» Excerpt provided
== == ==

Arthritis of the Spine: What You Should Know

Arthritis of the spine is most often “osteo-arthritis,” which is a degenerative condition. The word Arthritis is derived from the two greek words arthro– joints, and itis– inflammation. Ultimately, this means inflammation of joints.

Arthritis develops over time, simply from the breakdown of the body from everyday activities. Many older people develop arthritis of the spine, but there are ways to prevent or manage the condition well. Every condition is a journey and we encourage you to take the first step to finding wellness again.

High impact activities and certain kinds of trauma to the body can make arthritis worse in the spine. Things like smoking and other unhealthy habits can also contribute to faster degeneration.

Treatment for Arthritis of the Spine

Arthritis of the spine usually presents pain or stiffness, like most other kinds of arthritis. Often, it’s worse in morning or at night — and movement of the body can really help relieve pain.

There are many treatments, including physical therapy, anti-inflammatory medications, and others. Sometimes, treatments for arthritis of the spine can include injections or surgery, but every person’s case is different.

What Causes It?

Inflammation is the key reason someone experiences this condition. Just like other joints, the supportive structures break down as a response. These structures include intervertebral discs, ligaments in front and behind the vertebrae, and two facet joints in the back of the vertebrae.

== == ==

» Given information
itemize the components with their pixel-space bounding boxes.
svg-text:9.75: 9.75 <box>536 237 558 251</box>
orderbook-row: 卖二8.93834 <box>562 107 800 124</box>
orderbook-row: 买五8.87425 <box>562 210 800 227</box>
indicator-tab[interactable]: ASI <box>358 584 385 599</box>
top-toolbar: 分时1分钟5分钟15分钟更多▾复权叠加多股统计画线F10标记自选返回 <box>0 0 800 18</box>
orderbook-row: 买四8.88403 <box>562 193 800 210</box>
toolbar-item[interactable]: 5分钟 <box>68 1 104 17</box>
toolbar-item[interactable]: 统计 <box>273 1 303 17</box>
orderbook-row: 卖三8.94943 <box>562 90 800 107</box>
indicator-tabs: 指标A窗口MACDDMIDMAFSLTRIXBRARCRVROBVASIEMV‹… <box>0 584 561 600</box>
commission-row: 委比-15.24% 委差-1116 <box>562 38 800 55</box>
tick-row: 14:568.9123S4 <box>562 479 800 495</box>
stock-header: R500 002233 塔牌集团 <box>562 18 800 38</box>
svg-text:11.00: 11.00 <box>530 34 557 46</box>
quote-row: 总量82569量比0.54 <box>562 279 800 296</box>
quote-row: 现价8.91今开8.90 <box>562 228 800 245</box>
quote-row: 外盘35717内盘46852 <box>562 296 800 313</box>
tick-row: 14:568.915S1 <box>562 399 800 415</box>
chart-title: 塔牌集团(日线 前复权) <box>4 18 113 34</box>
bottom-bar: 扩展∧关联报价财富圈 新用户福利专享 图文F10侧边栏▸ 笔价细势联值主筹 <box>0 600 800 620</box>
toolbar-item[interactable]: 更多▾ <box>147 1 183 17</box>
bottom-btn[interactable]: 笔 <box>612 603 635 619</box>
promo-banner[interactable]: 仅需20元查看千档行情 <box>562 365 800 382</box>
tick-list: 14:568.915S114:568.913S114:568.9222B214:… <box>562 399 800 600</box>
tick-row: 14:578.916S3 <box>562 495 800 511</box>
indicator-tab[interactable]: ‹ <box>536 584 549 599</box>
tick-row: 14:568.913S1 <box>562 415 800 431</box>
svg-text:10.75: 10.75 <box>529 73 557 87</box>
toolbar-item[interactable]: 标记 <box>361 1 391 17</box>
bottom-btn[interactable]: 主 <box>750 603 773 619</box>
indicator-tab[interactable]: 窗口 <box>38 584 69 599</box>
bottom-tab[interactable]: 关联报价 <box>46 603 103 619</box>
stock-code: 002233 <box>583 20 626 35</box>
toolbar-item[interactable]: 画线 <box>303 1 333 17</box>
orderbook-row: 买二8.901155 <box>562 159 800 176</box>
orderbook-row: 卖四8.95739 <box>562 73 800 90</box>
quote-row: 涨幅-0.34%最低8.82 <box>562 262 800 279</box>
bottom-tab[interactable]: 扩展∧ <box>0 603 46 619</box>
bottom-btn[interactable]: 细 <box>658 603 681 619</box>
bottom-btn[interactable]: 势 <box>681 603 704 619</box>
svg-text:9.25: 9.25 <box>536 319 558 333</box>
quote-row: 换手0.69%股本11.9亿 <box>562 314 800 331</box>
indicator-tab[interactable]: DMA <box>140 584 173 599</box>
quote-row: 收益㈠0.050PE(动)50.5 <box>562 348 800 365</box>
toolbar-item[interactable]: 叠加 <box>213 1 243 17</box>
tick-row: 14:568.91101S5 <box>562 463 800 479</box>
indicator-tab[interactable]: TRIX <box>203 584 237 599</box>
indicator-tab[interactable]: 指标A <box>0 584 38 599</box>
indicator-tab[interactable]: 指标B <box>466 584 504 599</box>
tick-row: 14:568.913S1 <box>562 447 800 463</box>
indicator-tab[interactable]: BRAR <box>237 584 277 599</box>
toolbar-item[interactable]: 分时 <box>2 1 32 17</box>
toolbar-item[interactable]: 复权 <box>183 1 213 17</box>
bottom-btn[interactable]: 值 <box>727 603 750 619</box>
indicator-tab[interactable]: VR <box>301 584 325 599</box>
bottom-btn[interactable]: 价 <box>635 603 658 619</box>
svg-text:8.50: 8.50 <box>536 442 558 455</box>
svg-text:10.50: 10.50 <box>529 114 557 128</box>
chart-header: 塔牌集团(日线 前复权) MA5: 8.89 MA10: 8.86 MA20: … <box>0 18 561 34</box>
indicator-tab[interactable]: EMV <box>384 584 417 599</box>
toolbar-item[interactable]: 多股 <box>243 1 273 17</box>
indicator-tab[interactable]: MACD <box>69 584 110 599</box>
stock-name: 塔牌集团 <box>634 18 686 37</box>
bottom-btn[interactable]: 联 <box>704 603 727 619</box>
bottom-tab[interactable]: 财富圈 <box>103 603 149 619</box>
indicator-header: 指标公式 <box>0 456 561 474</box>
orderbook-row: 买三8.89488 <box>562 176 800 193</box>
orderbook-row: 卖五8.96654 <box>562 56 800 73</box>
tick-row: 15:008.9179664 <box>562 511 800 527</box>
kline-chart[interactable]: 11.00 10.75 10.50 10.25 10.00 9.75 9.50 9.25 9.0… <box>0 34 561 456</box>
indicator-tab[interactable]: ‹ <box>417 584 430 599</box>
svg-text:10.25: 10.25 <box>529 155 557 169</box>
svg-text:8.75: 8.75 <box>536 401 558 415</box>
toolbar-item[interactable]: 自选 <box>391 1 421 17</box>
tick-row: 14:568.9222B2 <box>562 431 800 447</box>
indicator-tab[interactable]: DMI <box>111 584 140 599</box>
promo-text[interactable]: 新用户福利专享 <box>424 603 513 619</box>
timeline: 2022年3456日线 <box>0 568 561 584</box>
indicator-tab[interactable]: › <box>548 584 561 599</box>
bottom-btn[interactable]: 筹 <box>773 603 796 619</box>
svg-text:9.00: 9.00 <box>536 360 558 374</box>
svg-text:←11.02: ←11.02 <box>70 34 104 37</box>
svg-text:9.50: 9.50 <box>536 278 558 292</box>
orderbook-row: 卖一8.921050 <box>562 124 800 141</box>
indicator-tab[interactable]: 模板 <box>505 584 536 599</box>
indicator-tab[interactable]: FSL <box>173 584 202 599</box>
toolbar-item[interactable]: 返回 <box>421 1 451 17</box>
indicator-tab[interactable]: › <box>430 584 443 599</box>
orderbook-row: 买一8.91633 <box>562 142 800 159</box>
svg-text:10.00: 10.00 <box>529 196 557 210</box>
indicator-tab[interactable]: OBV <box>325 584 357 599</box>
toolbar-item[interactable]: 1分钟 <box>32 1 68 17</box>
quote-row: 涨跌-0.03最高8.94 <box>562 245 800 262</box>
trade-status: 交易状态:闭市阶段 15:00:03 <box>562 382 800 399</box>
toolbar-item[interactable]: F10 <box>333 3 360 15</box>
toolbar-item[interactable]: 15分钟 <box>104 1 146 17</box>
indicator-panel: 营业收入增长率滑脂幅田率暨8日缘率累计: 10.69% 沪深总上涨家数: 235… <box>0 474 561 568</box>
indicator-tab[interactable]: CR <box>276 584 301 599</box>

== == ==

» Tasks to perform
1. Translate this sentence from the text on spinal arthritis into Spanish: "High impact activities and certain kinds of trauma to the body can make arthritis worse in the spine."
2. Continue the text on spinal arthritis, starting after its final sentence.

» Results in order
1. Las actividades de alto impacto y ciertos tipos de traumatismos en el cuerpo pueden empeorar la artritis de la columna.

2.
When just one structure is not working correctly, stress is put upon other structures not meant to support that area and breakdown begins. The breakdown ultimately decreases the space between vertebrae and narrows the space in which nerves exit the spine. This leads to more joints rubbing together and causing pain, irritation and more inflammation.

Symptoms to Look For

Spinal arthritis can occur without symptoms, but that’s not always the case. Some of the noticeable symptoms include pain, stiffness, muscle aches, and more. Since symptoms are often worse in the morning, finding a pattern of movement early in the day can help relieve them. If pain is located in the neck, it can also cause headaches or radiate out to nerves in the limbs. Lower in the spine, pain can cause pain in the chest and low back.

Low-impact exercise like Pilates, heat therapy, physical therapy, anti-inflammatories, steroids, and others may be helpful when symptoms flare. Maintaining a healthy lifestyle with a well-balanced diet will also help in this situation. Be sure to speak with your doctor about the best plan for you.